Written request
Write out the entries again exactly as they are given.

Extracted data entries
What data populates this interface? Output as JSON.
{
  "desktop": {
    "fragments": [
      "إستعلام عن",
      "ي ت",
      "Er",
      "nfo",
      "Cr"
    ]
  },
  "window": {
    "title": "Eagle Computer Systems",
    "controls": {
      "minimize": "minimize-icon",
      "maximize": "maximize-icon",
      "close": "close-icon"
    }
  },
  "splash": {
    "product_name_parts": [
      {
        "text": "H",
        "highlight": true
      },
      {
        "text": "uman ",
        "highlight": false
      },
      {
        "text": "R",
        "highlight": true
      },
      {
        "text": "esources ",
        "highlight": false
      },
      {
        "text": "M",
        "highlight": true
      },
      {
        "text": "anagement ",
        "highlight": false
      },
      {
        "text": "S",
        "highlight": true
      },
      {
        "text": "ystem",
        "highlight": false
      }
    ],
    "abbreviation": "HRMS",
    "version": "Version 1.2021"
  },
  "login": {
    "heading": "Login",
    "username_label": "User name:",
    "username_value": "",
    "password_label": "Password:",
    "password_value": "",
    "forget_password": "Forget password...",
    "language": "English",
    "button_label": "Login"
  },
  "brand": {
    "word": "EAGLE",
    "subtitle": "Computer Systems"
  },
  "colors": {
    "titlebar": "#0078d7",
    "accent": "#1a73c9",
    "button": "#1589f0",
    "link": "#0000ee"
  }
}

Output of the exercise
What data populates this interface? Output as JSON.
{
  "desktop": {
    "fragments": [
      "إستعلام عن",
      "ي ت",
      "Er",
      "nfo",
      "Cr"
    ]
  },
  "window": {
    "title": "Eagle Computer Systems",
    "controls": {
      "minimize": "minimize-icon",
      "maximize": "maximize-icon",
      "close": "close-icon"
    }
  },
  "splash": {
    "product_name_parts": [
      {
        "text": "H",
        "highlight": true
      },
      {
        "text": "uman ",
        "highlight": false
      },
      {
        "text": "R",
        "highlight": true
      },
      {
        "text": "esources ",
        "highlight": false
      },
      {
        "text": "M",
        "highlight": true
      },
      {
        "text": "anagement ",
        "highlight": false
      },
      {
        "text": "S",
        "highlight": true
      },
      {
        "text": "ystem",
        "highlight": false
      }
    ],
    "abbreviation": "HRMS",
    "version": "Version 1.2021"
  },
  "login": {
    "heading": "Login",
    "username_label": "User name:",
    "username_value": "",
    "password_label": "Password:",
    "password_value": "",
    "forget_password": "Forget password...",
    "language": "English",
    "button_label": "Login"
  },
  "brand": {
    "word": "EAGLE",
    "subtitle": "Computer Systems"
  },
  "colors": {
    "titlebar": "#0078d7",
    "accent": "#1a73c9",
    "button": "#1589f0",
    "link": "#0000ee"
  }
}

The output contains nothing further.